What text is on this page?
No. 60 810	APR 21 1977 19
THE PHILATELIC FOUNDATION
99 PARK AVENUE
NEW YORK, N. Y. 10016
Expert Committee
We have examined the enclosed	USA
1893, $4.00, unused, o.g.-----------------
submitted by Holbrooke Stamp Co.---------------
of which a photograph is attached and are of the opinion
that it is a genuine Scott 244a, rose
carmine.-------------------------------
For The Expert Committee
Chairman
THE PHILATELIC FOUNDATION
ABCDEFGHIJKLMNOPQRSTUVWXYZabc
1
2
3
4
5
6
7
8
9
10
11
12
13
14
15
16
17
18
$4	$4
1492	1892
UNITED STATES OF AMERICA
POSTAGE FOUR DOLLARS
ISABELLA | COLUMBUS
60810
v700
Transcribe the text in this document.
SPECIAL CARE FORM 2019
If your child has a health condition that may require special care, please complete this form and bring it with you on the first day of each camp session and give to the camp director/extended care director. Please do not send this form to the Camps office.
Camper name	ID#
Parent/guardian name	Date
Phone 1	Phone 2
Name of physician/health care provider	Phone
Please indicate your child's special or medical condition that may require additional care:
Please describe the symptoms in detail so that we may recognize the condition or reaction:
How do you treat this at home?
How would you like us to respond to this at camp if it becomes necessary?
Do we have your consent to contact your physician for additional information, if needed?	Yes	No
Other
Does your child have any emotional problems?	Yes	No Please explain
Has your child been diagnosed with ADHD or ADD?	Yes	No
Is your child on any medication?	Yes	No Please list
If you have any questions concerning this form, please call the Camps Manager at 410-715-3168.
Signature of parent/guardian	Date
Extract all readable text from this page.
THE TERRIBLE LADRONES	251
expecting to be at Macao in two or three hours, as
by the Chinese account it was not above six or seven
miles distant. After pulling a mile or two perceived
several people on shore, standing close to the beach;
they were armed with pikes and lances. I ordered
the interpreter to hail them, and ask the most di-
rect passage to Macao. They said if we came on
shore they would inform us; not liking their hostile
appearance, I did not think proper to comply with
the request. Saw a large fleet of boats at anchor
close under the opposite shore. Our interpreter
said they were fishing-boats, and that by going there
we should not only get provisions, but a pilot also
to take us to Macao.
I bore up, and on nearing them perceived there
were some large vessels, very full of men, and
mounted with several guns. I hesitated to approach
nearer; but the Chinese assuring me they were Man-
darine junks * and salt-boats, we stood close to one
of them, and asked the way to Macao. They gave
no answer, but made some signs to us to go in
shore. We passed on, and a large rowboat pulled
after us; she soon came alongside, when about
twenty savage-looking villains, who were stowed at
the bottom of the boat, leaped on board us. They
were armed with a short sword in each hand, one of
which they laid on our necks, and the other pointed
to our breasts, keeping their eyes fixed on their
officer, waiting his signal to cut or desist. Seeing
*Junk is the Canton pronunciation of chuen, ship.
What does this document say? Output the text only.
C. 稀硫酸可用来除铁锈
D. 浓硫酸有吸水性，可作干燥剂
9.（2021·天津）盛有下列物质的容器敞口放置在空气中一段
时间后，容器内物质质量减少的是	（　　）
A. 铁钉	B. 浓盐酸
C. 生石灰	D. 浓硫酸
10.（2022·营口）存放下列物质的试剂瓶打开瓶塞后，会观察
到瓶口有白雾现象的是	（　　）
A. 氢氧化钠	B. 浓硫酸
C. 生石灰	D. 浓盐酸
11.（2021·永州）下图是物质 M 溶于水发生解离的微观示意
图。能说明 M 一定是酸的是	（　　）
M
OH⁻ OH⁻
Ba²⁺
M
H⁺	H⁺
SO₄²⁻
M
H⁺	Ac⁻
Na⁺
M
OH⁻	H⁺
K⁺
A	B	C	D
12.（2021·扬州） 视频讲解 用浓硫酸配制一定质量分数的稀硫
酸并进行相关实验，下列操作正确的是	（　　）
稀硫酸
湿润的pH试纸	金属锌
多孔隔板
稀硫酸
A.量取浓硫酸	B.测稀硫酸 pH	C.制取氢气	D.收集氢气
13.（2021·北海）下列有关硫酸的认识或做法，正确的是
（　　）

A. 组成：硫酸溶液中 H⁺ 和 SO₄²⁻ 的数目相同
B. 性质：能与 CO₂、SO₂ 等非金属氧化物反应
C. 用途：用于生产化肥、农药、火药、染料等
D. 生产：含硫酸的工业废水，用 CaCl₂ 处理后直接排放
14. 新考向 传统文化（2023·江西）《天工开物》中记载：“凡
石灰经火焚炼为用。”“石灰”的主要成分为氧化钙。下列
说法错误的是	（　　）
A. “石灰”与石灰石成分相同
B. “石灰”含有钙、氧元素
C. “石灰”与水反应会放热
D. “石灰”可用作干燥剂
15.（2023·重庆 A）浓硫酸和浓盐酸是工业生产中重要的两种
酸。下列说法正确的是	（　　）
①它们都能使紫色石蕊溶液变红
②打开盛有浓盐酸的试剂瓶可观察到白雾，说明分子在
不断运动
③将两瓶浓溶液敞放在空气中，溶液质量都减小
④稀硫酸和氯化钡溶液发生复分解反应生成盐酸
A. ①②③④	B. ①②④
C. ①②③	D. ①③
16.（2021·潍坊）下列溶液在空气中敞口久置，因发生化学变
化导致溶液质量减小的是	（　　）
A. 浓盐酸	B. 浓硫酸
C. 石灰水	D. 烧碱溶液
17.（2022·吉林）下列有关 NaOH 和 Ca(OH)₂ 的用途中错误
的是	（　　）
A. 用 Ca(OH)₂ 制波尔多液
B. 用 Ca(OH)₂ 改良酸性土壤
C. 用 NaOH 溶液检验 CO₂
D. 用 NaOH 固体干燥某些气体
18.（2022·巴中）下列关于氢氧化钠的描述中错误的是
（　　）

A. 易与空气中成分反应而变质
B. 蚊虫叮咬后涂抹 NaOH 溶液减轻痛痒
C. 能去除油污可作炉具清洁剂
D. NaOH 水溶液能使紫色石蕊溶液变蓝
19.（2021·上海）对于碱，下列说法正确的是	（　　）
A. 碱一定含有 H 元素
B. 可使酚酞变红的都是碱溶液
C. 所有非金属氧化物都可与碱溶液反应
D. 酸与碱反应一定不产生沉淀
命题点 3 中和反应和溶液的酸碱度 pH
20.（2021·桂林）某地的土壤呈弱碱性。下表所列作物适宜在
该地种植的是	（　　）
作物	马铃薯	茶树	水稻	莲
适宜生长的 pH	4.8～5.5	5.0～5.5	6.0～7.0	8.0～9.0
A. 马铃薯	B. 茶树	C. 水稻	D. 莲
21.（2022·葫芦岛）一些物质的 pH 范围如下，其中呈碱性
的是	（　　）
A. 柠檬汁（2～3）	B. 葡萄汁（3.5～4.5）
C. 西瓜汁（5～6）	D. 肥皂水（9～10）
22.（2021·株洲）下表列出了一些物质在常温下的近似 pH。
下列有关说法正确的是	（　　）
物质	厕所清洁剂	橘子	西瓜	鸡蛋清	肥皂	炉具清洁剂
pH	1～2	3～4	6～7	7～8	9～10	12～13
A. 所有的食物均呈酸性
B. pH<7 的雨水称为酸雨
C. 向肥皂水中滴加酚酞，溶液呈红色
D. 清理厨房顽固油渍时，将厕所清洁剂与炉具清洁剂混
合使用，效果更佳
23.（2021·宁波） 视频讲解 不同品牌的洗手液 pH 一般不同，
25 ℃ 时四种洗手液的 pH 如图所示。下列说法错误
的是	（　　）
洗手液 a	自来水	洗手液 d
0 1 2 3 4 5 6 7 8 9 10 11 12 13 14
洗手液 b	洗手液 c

> [Stated problem]: Could you give again exactly the lines from the line containing "What does this" through the final line of the data above, and no others?

> [Exercise response]:
What does this document say? Output the text only.
C. 稀硫酸可用来除铁锈
D. 浓硫酸有吸水性，可作干燥剂
9.（2021·天津）盛有下列物质的容器敞口放置在空气中一段
时间后，容器内物质质量减少的是	（　　）
A. 铁钉	B. 浓盐酸
C. 生石灰	D. 浓硫酸
10.（2022·营口）存放下列物质的试剂瓶打开瓶塞后，会观察
到瓶口有白雾现象的是	（　　）
A. 氢氧化钠	B. 浓硫酸
C. 生石灰	D. 浓盐酸
11.（2021·永州）下图是物质 M 溶于水发生解离的微观示意
图。能说明 M 一定是酸的是	（　　）
M
OH⁻ OH⁻
Ba²⁺
M
H⁺	H⁺
SO₄²⁻
M
H⁺	Ac⁻
Na⁺
M
OH⁻	H⁺
K⁺
A	B	C	D
12.（2021·扬州） 视频讲解 用浓硫酸配制一定质量分数的稀硫
酸并进行相关实验，下列操作正确的是	（　　）
稀硫酸
湿润的pH试纸	金属锌
多孔隔板
稀硫酸
A.量取浓硫酸	B.测稀硫酸 pH	C.制取氢气	D.收集氢气
13.（2021·北海）下列有关硫酸的认识或做法，正确的是
（　　）

A. 组成：硫酸溶液中 H⁺ 和 SO₄²⁻ 的数目相同
B. 性质：能与 CO₂、SO₂ 等非金属氧化物反应
C. 用途：用于生产化肥、农药、火药、染料等
D. 生产：含硫酸的工业废水，用 CaCl₂ 处理后直接排放
14. 新考向 传统文化（2023·江西）《天工开物》中记载：“凡
石灰经火焚炼为用。”“石灰”的主要成分为氧化钙。下列
说法错误的是	（　　）
A. “石灰”与石灰石成分相同
B. “石灰”含有钙、氧元素
C. “石灰”与水反应会放热
D. “石灰”可用作干燥剂
15.（2023·重庆 A）浓硫酸和浓盐酸是工业生产中重要的两种
酸。下列说法正确的是	（　　）
①它们都能使紫色石蕊溶液变红
②打开盛有浓盐酸的试剂瓶可观察到白雾，说明分子在
不断运动
③将两瓶浓溶液敞放在空气中，溶液质量都减小
④稀硫酸和氯化钡溶液发生复分解反应生成盐酸
A. ①②③④	B. ①②④
C. ①②③	D. ①③
16.（2021·潍坊）下列溶液在空气中敞口久置，因发生化学变
化导致溶液质量减小的是	（　　）
A. 浓盐酸	B. 浓硫酸
C. 石灰水	D. 烧碱溶液
17.（2022·吉林）下列有关 NaOH 和 Ca(OH)₂ 的用途中错误
的是	（　　）
A. 用 Ca(OH)₂ 制波尔多液
B. 用 Ca(OH)₂ 改良酸性土壤
C. 用 NaOH 溶液检验 CO₂
D. 用 NaOH 固体干燥某些气体
18.（2022·巴中）下列关于氢氧化钠的描述中错误的是
（　　）

A. 易与空气中成分反应而变质
B. 蚊虫叮咬后涂抹 NaOH 溶液减轻痛痒
C. 能去除油污可作炉具清洁剂
D. NaOH 水溶液能使紫色石蕊溶液变蓝
19.（2021·上海）对于碱，下列说法正确的是	（　　）
A. 碱一定含有 H 元素
B. 可使酚酞变红的都是碱溶液
C. 所有非金属氧化物都可与碱溶液反应
D. 酸与碱反应一定不产生沉淀
命题点 3 中和反应和溶液的酸碱度 pH
20.（2021·桂林）某地的土壤呈弱碱性。下表所列作物适宜在
该地种植的是	（　　）
作物	马铃薯	茶树	水稻	莲
适宜生长的 pH	4.8～5.5	5.0～5.5	6.0～7.0	8.0～9.0
A. 马铃薯	B. 茶树	C. 水稻	D. 莲
21.（2022·葫芦岛）一些物质的 pH 范围如下，其中呈碱性
的是	（　　）
A. 柠檬汁（2～3）	B. 葡萄汁（3.5～4.5）
C. 西瓜汁（5～6）	D. 肥皂水（9～10）
22.（2021·株洲）下表列出了一些物质在常温下的近似 pH。
下列有关说法正确的是	（　　）
物质	厕所清洁剂	橘子	西瓜	鸡蛋清	肥皂	炉具清洁剂
pH	1～2	3～4	6～7	7～8	9～10	12～13
A. 所有的食物均呈酸性
B. pH<7 的雨水称为酸雨
C. 向肥皂水中滴加酚酞，溶液呈红色
D. 清理厨房顽固油渍时，将厕所清洁剂与炉具清洁剂混
合使用，效果更佳
23.（2021·宁波） 视频讲解 不同品牌的洗手液 pH 一般不同，
25 ℃ 时四种洗手液的 pH 如图所示。下列说法错误
的是	（　　）
洗手液 a	自来水	洗手液 d
0 1 2 3 4 5 6 7 8 9 10 11 12 13 14
洗手液 b	洗手液 c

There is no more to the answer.